• [What is asked]:
Write out the entire listing below exactly, with the pictures left out.

• [Data shown]:
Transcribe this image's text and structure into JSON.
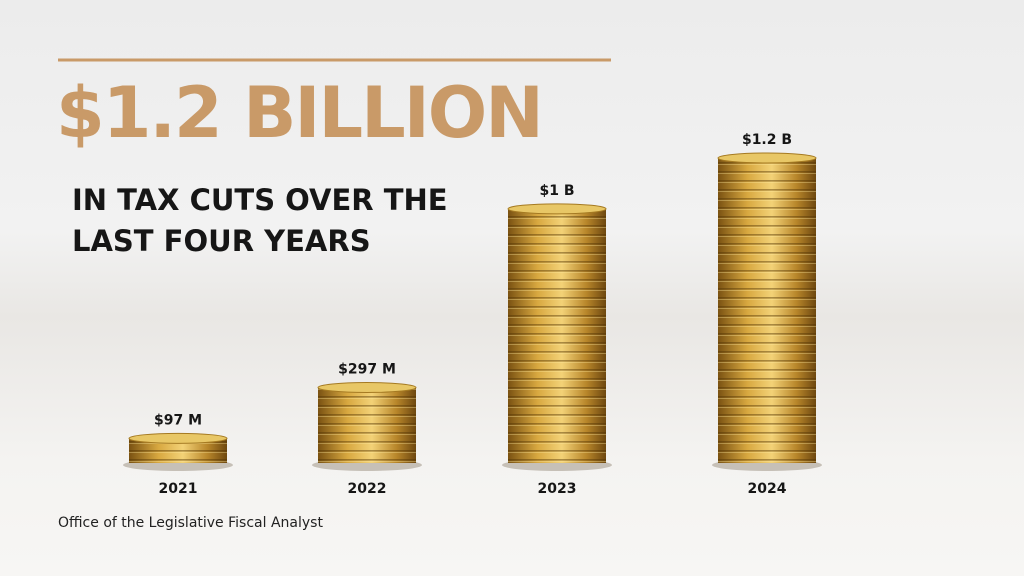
{
  "chart_data": {
    "type": "bar",
    "title": "$1.2 BILLION",
    "subtitle": "IN TAX CUTS OVER THE LAST FOUR YEARS",
    "source": "Office of the Legislative Fiscal Analyst",
    "categories": [
      "2021",
      "2022",
      "2023",
      "2024"
    ],
    "values": [
      97,
      297,
      1000,
      1200
    ],
    "value_labels": [
      "$97 M",
      "$297 M",
      "$1 B",
      "$1.2 B"
    ],
    "color": "#c9982e"
  }
}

• [Answer to this exercise]:
Transcribe this image's text and structure into JSON.
{
  "chart_data": {
    "type": "bar",
    "title": "$1.2 BILLION",
    "subtitle": "IN TAX CUTS OVER THE LAST FOUR YEARS",
    "source": "Office of the Legislative Fiscal Analyst",
    "categories": [
      "2021",
      "2022",
      "2023",
      "2024"
    ],
    "values": [
      97,
      297,
      1000,
      1200
    ],
    "value_labels": [
      "$97 M",
      "$297 M",
      "$1 B",
      "$1.2 B"
    ],
    "color": "#c9982e"
  }
}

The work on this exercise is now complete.